§ **INPUT FOR THIS TASK**

* * * *

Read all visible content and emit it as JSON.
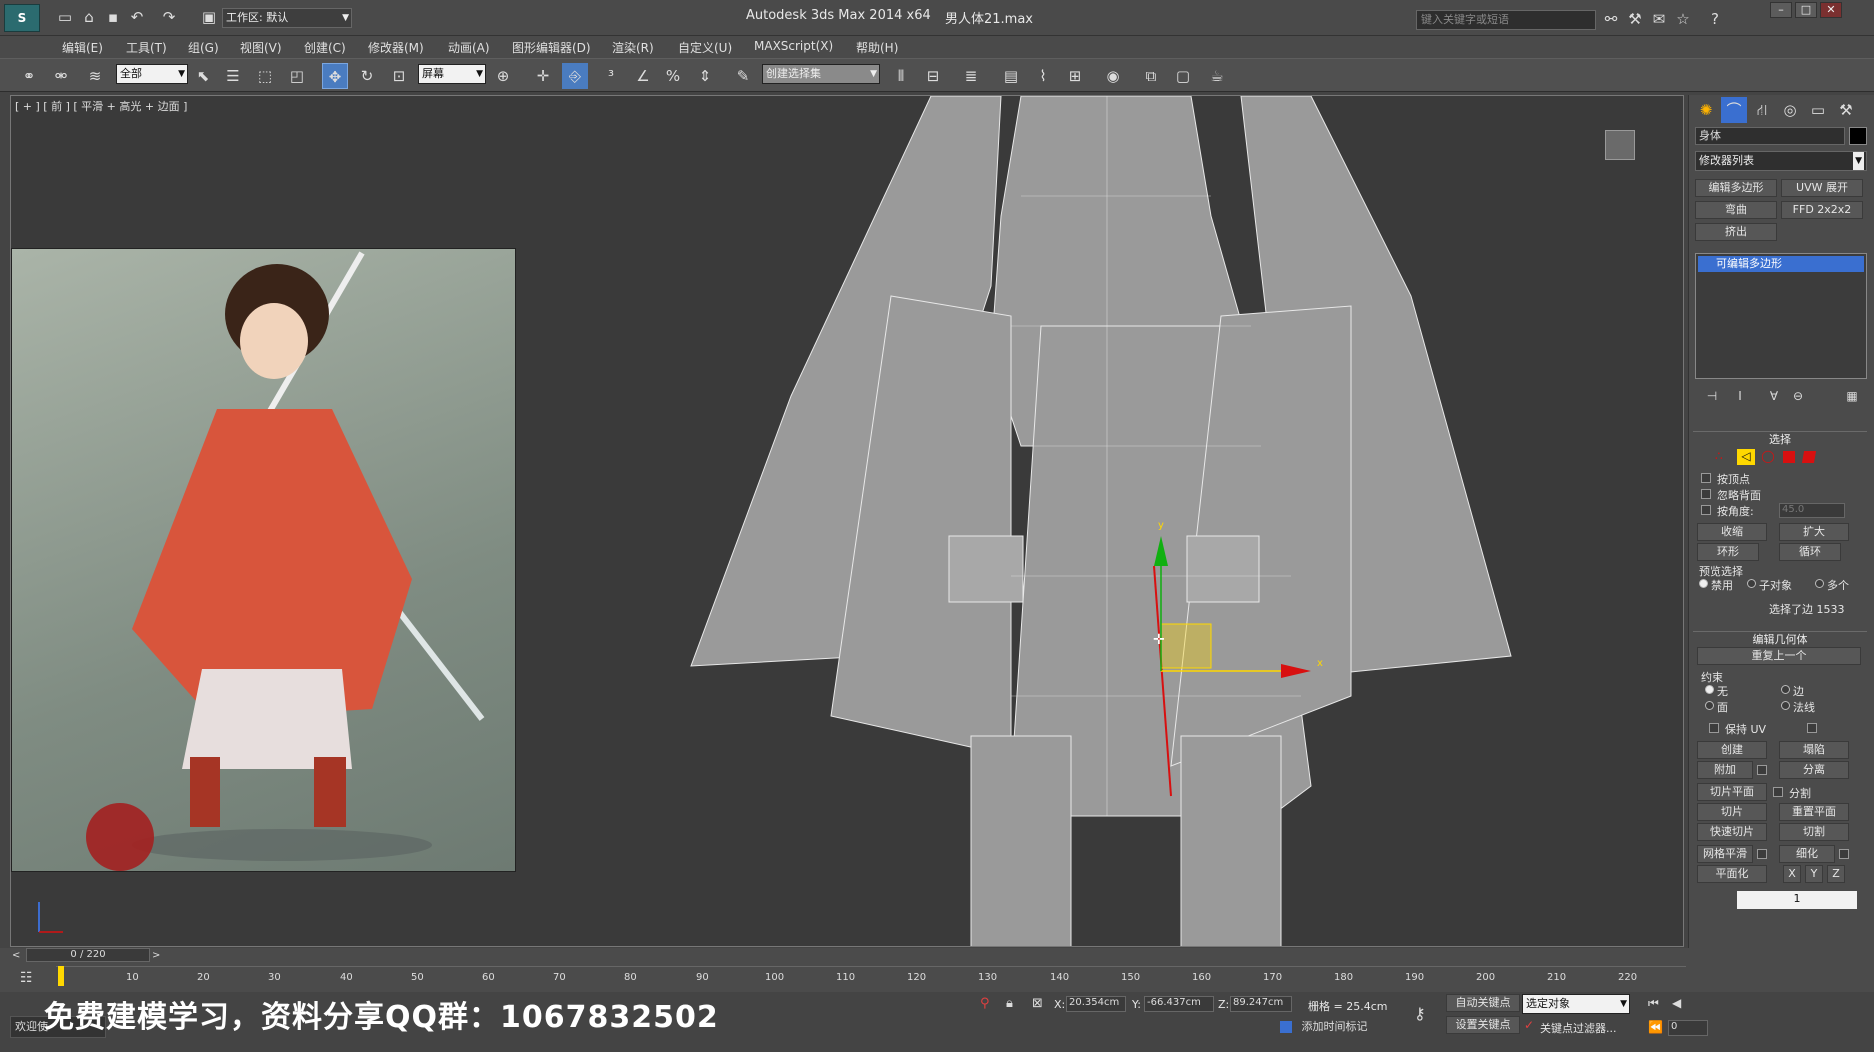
{
  "titlebar": {
    "workspace_label": "工作区: 默认",
    "app_title": "Autodesk 3ds Max  2014 x64",
    "file_name": "男人体21.max",
    "search_placeholder": "键入关键字或短语"
  },
  "menu": [
    "编辑(E)",
    "工具(T)",
    "组(G)",
    "视图(V)",
    "创建(C)",
    "修改器(M)",
    "动画(A)",
    "图形编辑器(D)",
    "渲染(R)",
    "自定义(U)",
    "MAXScript(X)",
    "帮助(H)"
  ],
  "toolbar": {
    "filter_value": "全部",
    "coord_value": "屏幕",
    "selset_placeholder": "创建选择集"
  },
  "viewport": {
    "label": "[ + ] [ 前 ] [ 平滑 + 高光 + 边面 ]",
    "axis_y": "y",
    "axis_x": "x",
    "bottom_text": "免费建模学习，资料分享QQ群：1067832502"
  },
  "panel": {
    "object_name": "身体",
    "modifier_list": "修改器列表",
    "buttons": [
      "编辑多边形",
      "UVW 展开",
      "弯曲",
      "FFD 2x2x2",
      "挤出"
    ],
    "stack_item": "可编辑多边形",
    "select": {
      "title": "选择",
      "by_vertex": "按顶点",
      "ignore_backface": "忽略背面",
      "by_angle": "按角度:",
      "angle_value": "45.0",
      "shrink": "收缩",
      "grow": "扩大",
      "ring": "环形",
      "loop": "循环",
      "preview_title": "预览选择",
      "preview_off": "禁用",
      "preview_subobj": "子对象",
      "preview_multi": "多个",
      "status": "选择了边 1533"
    },
    "geometry": {
      "title": "编辑几何体",
      "repeat_last": "重复上一个",
      "constraints": "约束",
      "c_none": "无",
      "c_edge": "边",
      "c_face": "面",
      "c_normal": "法线",
      "preserve_uv": "保持 UV",
      "create": "创建",
      "collapse": "塌陷",
      "attach": "附加",
      "detach": "分离",
      "slice_plane": "切片平面",
      "split": "分割",
      "slice": "切片",
      "reset_plane": "重置平面",
      "quickslice": "快速切片",
      "cut": "切割",
      "meshsmooth": "网格平滑",
      "tessellate": "细化",
      "make_planar": "平面化",
      "x": "X",
      "y": "Y",
      "z": "Z",
      "one": "1"
    }
  },
  "timeline": {
    "frame": "0 / 220",
    "ticks": [
      "10",
      "20",
      "30",
      "40",
      "50",
      "60",
      "70",
      "80",
      "90",
      "100",
      "110",
      "120",
      "130",
      "140",
      "150",
      "160",
      "170",
      "180",
      "190",
      "200",
      "210",
      "220"
    ]
  },
  "status": {
    "welcome": "欢迎使",
    "x_label": "X:",
    "x_value": "20.354cm",
    "y_label": "Y:",
    "y_value": "-66.437cm",
    "z_label": "Z:",
    "z_value": "89.247cm",
    "grid": "栅格 = 25.4cm",
    "auto_key": "自动关键点",
    "selected_obj": "选定对象",
    "set_key": "设置关键点",
    "key_filters": "关键点过滤器...",
    "add_time_tag": "添加时间标记",
    "frame_field": "0"
  },
  "colors": {
    "axis_red": "#d81010",
    "axis_green": "#10b010",
    "highlight_yellow": "#ffd800",
    "stack_blue": "#3a6fd0"
  }
}
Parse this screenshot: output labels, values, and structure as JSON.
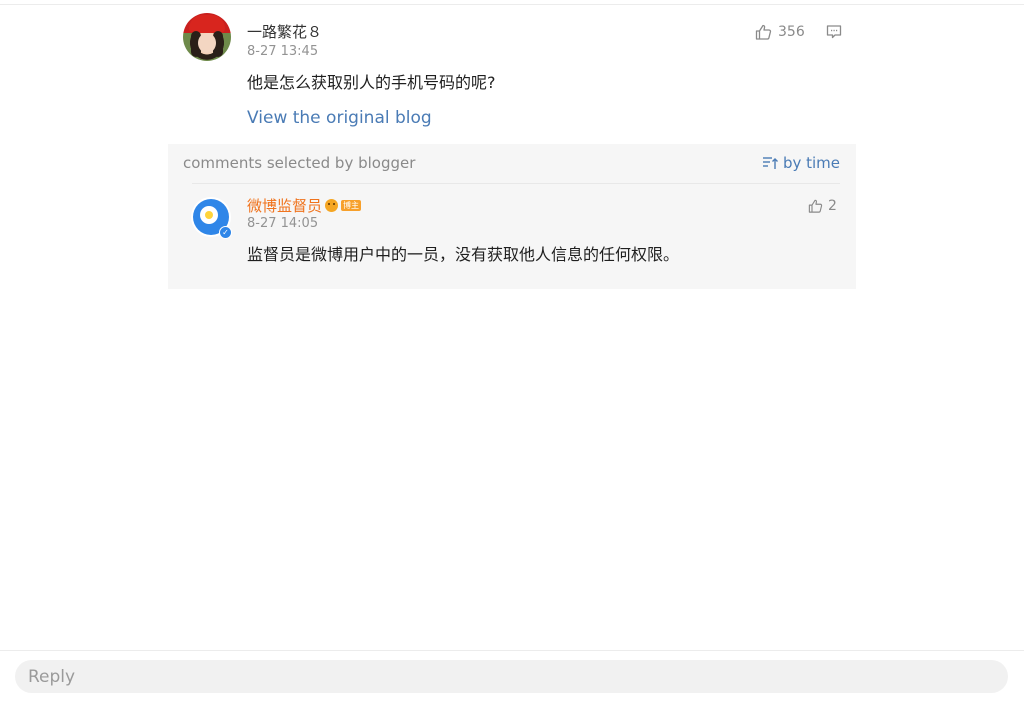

* * * *

§ **GIVEN TASK**
Your task is to repeat the data above exactly while excluding the pictures.

§ **COMPLETED TASK**
Read all visible content and emit it as JSON.
{
  "titlebar": {
    "workspace_label": "工作区: 默认",
    "app_title": "Autodesk 3ds Max  2014 x64",
    "file_name": "男人体21.max",
    "search_placeholder": "键入关键字或短语"
  },
  "menu": [
    "编辑(E)",
    "工具(T)",
    "组(G)",
    "视图(V)",
    "创建(C)",
    "修改器(M)",
    "动画(A)",
    "图形编辑器(D)",
    "渲染(R)",
    "自定义(U)",
    "MAXScript(X)",
    "帮助(H)"
  ],
  "toolbar": {
    "filter_value": "全部",
    "coord_value": "屏幕",
    "selset_placeholder": "创建选择集"
  },
  "viewport": {
    "label": "[ + ] [ 前 ] [ 平滑 + 高光 + 边面 ]",
    "axis_y": "y",
    "axis_x": "x",
    "bottom_text": "免费建模学习，资料分享QQ群：1067832502"
  },
  "panel": {
    "object_name": "身体",
    "modifier_list": "修改器列表",
    "buttons": [
      "编辑多边形",
      "UVW 展开",
      "弯曲",
      "FFD 2x2x2",
      "挤出"
    ],
    "stack_item": "可编辑多边形",
    "select": {
      "title": "选择",
      "by_vertex": "按顶点",
      "ignore_backface": "忽略背面",
      "by_angle": "按角度:",
      "angle_value": "45.0",
      "shrink": "收缩",
      "grow": "扩大",
      "ring": "环形",
      "loop": "循环",
      "preview_title": "预览选择",
      "preview_off": "禁用",
      "preview_subobj": "子对象",
      "preview_multi": "多个",
      "status": "选择了边 1533"
    },
    "geometry": {
      "title": "编辑几何体",
      "repeat_last": "重复上一个",
      "constraints": "约束",
      "c_none": "无",
      "c_edge": "边",
      "c_face": "面",
      "c_normal": "法线",
      "preserve_uv": "保持 UV",
      "create": "创建",
      "collapse": "塌陷",
      "attach": "附加",
      "detach": "分离",
      "slice_plane": "切片平面",
      "split": "分割",
      "slice": "切片",
      "reset_plane": "重置平面",
      "quickslice": "快速切片",
      "cut": "切割",
      "meshsmooth": "网格平滑",
      "tessellate": "细化",
      "make_planar": "平面化",
      "x": "X",
      "y": "Y",
      "z": "Z",
      "one": "1"
    }
  },
  "timeline": {
    "frame": "0 / 220",
    "ticks": [
      "10",
      "20",
      "30",
      "40",
      "50",
      "60",
      "70",
      "80",
      "90",
      "100",
      "110",
      "120",
      "130",
      "140",
      "150",
      "160",
      "170",
      "180",
      "190",
      "200",
      "210",
      "220"
    ]
  },
  "status": {
    "welcome": "欢迎使",
    "x_label": "X:",
    "x_value": "20.354cm",
    "y_label": "Y:",
    "y_value": "-66.437cm",
    "z_label": "Z:",
    "z_value": "89.247cm",
    "grid": "栅格 = 25.4cm",
    "auto_key": "自动关键点",
    "selected_obj": "选定对象",
    "set_key": "设置关键点",
    "key_filters": "关键点过滤器...",
    "add_time_tag": "添加时间标记",
    "frame_field": "0"
  },
  "colors": {
    "axis_red": "#d81010",
    "axis_green": "#10b010",
    "highlight_yellow": "#ffd800",
    "stack_blue": "#3a6fd0"
  }
}
Parse this screenshot: output labels, values, and structure as JSON.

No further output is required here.